### RECORD SET
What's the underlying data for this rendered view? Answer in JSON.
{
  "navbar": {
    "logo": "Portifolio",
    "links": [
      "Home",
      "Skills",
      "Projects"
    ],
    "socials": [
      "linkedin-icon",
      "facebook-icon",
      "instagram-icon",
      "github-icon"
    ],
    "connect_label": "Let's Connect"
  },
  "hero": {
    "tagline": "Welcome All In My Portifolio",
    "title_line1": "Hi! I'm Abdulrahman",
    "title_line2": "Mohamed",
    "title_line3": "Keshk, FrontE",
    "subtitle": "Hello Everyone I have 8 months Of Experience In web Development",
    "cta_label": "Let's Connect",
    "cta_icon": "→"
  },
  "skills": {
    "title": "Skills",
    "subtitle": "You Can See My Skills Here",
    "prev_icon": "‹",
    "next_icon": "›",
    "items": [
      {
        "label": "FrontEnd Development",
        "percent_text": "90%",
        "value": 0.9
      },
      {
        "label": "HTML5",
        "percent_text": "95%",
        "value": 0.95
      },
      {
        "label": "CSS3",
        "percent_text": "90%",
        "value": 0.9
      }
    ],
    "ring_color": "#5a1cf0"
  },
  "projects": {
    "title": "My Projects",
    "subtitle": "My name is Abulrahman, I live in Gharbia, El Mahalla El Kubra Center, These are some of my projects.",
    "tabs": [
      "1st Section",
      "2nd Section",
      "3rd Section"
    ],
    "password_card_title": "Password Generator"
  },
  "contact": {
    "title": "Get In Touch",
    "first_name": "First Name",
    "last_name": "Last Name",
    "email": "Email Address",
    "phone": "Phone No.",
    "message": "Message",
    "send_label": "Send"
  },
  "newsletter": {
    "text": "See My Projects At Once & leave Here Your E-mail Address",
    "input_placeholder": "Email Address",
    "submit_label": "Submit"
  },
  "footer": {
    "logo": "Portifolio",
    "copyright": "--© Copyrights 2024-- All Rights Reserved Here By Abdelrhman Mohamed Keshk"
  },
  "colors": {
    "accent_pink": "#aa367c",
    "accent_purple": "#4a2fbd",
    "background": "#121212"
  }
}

### PROBLEM
Copy each line of the entries that includes the word "Mohamed".

### WORKED ANSWER
    "title_line2": "Mohamed",
    "copyright": "--© Copyrights 2024-- All Rights Reserved Here By Abdelrhman Mohamed Keshk"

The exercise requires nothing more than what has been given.